## DATA FOR PROCESSING:
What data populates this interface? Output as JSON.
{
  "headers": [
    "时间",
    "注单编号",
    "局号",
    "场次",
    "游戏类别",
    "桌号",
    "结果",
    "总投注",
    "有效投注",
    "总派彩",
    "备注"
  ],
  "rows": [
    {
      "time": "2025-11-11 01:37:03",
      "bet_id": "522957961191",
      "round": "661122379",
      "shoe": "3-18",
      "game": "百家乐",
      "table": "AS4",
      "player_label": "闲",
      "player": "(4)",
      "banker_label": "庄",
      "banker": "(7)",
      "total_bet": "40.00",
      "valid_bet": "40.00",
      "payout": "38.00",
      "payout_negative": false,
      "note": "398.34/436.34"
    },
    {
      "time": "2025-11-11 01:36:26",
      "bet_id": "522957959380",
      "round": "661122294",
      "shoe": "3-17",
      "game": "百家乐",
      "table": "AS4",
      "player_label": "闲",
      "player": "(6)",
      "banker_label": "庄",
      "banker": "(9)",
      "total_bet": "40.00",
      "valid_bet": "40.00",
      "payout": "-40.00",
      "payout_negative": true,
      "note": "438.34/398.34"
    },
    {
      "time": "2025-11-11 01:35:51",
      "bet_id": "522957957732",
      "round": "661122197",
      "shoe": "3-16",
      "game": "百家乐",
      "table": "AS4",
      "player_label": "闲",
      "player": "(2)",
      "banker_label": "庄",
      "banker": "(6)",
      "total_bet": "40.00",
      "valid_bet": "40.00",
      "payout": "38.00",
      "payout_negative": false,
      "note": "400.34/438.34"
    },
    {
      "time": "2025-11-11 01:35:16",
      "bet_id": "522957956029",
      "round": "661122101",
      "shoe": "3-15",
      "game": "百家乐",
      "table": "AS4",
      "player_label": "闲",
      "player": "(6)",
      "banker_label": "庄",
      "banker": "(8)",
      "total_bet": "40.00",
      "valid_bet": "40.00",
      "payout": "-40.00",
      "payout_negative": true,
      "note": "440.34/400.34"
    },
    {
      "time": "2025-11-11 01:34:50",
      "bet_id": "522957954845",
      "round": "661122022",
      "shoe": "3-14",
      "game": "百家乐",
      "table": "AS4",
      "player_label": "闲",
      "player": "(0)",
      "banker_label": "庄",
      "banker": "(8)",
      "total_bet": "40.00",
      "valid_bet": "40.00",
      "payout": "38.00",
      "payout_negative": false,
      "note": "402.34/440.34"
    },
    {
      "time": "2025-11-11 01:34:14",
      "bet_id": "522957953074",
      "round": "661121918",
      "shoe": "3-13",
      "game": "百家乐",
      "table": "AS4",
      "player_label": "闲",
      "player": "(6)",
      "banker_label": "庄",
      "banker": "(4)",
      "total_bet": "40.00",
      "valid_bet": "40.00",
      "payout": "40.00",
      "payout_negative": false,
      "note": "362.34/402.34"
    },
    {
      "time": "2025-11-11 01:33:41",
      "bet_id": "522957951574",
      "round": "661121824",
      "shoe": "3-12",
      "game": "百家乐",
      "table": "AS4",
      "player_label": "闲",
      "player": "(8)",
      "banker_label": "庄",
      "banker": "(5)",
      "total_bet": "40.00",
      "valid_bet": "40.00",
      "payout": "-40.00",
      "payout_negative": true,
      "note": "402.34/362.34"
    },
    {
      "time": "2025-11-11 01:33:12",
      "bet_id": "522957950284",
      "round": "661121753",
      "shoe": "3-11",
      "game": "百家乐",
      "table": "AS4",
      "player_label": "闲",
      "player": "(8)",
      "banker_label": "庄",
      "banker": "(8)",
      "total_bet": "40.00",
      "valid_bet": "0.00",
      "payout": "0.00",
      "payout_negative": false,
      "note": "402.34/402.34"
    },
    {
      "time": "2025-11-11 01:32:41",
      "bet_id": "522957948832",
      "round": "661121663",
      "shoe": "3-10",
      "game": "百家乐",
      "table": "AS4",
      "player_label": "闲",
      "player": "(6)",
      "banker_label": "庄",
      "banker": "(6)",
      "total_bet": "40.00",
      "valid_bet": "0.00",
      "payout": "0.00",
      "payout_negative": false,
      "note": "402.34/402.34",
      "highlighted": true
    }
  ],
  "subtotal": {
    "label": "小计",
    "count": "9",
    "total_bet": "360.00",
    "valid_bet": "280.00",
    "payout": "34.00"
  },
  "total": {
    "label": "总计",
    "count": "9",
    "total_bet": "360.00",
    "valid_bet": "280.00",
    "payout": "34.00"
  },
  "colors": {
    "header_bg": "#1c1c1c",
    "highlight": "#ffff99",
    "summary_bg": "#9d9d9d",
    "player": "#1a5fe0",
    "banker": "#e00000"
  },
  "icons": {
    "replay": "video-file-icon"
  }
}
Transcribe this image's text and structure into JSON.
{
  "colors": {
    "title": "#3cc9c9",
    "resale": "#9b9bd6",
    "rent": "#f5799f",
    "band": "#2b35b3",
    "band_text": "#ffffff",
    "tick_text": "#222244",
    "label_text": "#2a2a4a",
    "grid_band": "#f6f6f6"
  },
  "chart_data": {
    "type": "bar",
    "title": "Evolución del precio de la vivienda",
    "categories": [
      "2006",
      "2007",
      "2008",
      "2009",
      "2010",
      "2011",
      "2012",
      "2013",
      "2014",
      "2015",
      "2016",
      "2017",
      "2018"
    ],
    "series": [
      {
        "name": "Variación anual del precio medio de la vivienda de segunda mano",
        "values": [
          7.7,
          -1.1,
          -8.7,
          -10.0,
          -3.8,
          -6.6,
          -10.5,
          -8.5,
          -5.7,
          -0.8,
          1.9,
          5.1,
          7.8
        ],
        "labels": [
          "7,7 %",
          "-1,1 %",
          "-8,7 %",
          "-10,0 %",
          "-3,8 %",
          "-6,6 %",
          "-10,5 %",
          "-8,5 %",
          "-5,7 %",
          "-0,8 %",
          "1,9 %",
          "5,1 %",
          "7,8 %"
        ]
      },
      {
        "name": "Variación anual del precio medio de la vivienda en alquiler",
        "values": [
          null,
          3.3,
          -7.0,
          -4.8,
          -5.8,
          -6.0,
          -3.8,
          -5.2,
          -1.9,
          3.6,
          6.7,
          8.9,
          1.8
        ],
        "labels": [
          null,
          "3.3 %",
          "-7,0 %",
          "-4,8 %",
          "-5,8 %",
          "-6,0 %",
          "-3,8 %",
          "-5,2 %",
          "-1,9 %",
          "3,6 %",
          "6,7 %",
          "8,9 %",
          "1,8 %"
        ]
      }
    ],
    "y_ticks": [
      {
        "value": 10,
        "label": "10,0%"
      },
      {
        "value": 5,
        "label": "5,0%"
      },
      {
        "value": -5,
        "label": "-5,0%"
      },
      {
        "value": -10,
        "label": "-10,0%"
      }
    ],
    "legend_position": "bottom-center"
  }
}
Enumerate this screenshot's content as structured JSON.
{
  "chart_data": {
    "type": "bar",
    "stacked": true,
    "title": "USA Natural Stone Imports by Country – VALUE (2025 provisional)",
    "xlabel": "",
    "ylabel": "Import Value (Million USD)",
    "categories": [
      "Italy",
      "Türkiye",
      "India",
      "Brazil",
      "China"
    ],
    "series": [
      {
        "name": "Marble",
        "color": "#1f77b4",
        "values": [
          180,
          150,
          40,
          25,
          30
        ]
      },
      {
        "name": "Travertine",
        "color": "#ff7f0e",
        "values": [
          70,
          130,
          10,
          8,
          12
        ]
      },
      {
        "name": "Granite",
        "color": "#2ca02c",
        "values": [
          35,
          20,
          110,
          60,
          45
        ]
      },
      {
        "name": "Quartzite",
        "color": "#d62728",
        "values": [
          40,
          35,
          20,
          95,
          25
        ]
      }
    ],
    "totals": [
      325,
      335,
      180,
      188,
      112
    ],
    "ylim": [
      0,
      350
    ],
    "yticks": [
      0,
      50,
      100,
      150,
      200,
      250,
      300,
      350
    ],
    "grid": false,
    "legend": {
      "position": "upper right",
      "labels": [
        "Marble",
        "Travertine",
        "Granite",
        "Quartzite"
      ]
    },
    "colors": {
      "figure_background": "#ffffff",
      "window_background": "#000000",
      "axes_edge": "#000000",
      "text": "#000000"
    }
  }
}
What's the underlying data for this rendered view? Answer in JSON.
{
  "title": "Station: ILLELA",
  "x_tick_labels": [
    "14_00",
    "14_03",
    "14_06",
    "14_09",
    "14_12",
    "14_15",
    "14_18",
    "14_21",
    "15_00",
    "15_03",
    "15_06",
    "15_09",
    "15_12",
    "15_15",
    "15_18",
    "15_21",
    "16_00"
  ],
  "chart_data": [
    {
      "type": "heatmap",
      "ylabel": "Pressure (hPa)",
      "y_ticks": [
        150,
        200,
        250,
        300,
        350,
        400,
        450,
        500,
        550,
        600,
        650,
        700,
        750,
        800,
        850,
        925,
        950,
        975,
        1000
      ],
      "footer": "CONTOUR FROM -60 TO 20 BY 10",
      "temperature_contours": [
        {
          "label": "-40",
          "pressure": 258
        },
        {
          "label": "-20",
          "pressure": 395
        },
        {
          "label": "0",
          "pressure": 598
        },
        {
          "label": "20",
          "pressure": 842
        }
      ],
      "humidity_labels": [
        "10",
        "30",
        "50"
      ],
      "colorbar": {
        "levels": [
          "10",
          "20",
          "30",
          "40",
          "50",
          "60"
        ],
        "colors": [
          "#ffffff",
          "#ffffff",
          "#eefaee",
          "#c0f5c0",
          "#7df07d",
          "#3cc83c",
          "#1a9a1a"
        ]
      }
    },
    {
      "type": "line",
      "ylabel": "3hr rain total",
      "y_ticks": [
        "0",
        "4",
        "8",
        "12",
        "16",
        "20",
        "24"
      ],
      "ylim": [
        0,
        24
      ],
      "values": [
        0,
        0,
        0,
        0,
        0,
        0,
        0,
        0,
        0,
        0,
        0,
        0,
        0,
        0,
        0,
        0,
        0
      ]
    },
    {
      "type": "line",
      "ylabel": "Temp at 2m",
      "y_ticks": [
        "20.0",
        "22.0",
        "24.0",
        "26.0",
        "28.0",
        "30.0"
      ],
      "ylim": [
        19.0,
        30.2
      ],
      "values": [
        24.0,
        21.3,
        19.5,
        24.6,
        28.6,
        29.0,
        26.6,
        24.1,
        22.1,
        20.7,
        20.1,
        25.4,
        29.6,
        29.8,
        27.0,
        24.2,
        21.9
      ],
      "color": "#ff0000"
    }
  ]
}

## EXERCISE OBJECTIVE:
Copy all lines in the listing above where the string "time" appears.

## WRITTEN ANSWER:
      "time": "2025-11-11 01:37:03",
      "time": "2025-11-11 01:36:26",
      "time": "2025-11-11 01:35:51",
      "time": "2025-11-11 01:35:16",
      "time": "2025-11-11 01:34:50",
      "time": "2025-11-11 01:34:14",
      "time": "2025-11-11 01:33:41",
      "time": "2025-11-11 01:33:12",
      "time": "2025-11-11 01:32:41",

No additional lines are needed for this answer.